■ WORK ORDER 1
In the account of meeting Alana and her parents, rewrite the part starting at "At my first" and ending at "background whizzing by.", with "Zoom" changed to "video".
■ WORK ORDER 2
Decide whether each statement agrees with the account of meeting Alana and her parents, answering yes or no and quoting the deciding words: (a) A colleague referred the family because of daily battles around eating. (b) Alana stayed shy for the whole visit. (c) Alana eats raisins to keep her poops soft.

■ EXCERPT PROVIDED
At my first visit with Kayleigh and Charese they shared the story of their daughter’s premature birth and year of serious illness. Alana’s failure to gain weight occupied every waking thought as they monitored every ounce she took in. Yet here they were 4 years later; the child I met on Zoom appeared healthy and robust. Her parents recognized that she was now thriving. Alana engaged me in play after a brief period of shyness, asking “Can I run with Dr. Gold?” After a year of virtual work I had gotten somewhat used to the challenges to my vestibular system: I was taken up in the joy as her smiling image filled the screen while the background whizzing by.
A colleague referred the family to my behavioral pediatrics practice for fraught daily battles around eating, with narrowing food choices causing Charese and Kayleigh increasing alarm. At that first visit they shared the story of infertility and high risk pregnancy that preceded Alana’s birth. Now I had a chance to simply play and get to know Alana. Though Charese opened the visit with a story about a recent food battle, I gently steered the conversation away from the subject of eating.
Alana took me to the window to show me their yard. Somehow the conversation turned to the subject of poop, a favorite of the 4-year-old crowd. I took that as an opportunity to explore the question of how control issues played out at that end. “Alana loves raisins,” Charese told me. “She eats them to keep her poops soft.” She turned to Alana who had become absorbed in playing with her dollhouse. “You used to eat apricots,” she said, directly addressing her daughter. “Why don’t you eat apricots anymore?” As Charese was now holding the phone, I had a perfectly clear close up view of Alana’s face. She froze.

■ MATERIAL SHOWN
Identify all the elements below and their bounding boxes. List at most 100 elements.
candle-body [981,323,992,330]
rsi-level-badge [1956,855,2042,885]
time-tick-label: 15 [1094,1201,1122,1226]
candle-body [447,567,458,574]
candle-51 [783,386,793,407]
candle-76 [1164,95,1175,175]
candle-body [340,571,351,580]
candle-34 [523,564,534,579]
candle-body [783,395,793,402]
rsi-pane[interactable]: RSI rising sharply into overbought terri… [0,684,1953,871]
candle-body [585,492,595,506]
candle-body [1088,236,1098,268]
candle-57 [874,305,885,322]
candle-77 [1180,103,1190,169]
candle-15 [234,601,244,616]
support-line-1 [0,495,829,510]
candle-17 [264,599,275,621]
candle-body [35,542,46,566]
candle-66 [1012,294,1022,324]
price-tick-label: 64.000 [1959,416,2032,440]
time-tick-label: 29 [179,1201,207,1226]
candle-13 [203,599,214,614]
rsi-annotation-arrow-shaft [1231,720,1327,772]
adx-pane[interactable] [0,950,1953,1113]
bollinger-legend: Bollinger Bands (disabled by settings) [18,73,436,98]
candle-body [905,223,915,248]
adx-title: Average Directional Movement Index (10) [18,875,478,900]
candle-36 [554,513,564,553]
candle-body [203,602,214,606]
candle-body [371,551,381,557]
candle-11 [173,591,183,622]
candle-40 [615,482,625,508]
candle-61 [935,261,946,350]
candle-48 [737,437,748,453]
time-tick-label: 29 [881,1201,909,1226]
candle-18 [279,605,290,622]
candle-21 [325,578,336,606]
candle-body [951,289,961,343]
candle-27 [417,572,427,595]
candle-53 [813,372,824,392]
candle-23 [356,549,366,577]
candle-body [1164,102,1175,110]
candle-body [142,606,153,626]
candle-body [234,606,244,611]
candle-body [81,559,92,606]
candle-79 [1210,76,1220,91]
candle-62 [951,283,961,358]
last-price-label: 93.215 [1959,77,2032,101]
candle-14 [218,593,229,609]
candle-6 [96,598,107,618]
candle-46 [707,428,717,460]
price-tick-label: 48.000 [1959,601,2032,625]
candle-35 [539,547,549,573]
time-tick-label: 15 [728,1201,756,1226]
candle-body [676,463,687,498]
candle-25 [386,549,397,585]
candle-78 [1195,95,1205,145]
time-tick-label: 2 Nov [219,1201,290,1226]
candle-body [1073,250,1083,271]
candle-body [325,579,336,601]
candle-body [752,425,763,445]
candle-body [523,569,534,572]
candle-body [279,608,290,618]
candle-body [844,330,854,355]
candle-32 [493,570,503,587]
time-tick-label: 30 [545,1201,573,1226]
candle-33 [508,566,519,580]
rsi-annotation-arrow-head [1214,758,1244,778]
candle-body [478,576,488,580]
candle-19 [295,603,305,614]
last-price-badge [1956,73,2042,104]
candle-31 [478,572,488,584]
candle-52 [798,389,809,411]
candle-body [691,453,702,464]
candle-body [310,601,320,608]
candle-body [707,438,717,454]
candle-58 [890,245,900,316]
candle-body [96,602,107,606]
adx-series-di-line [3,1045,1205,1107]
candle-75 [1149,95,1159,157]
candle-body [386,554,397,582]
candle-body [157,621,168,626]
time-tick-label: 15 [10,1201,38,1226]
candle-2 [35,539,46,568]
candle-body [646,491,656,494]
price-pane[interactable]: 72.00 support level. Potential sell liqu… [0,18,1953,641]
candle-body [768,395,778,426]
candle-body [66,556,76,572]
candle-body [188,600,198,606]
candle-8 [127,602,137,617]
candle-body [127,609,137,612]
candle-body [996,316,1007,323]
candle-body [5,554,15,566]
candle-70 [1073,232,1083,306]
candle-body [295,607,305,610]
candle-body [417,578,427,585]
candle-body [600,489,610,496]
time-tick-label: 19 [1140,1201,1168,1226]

■ RESPONSE BOX 1
At my first visit with Kayleigh and Charese they shared the story of their daughter’s premature birth and year of serious illness. Alana’s failure to gain weight occupied every waking thought as they monitored every ounce she took in. Yet here they were 4 years later; the child I met on video appeared healthy and robust. Her parents recognized that she was now thriving. Alana engaged me in play after a brief period of shyness, asking “Can I run with Dr. Gold?” After a year of virtual work I had gotten somewhat used to the challenges to my vestibular system: I was taken up in the joy as her smiling image filled the screen while the background whizzing by.

■ RESPONSE BOX 2
(a) Yes: "A colleague referred the family to my behavioral pediatrics practice for fraught daily battles around eating"
(b) No: "Alana engaged me in play after a brief period of shyness"
(c) Yes: "She eats them to keep her poops soft."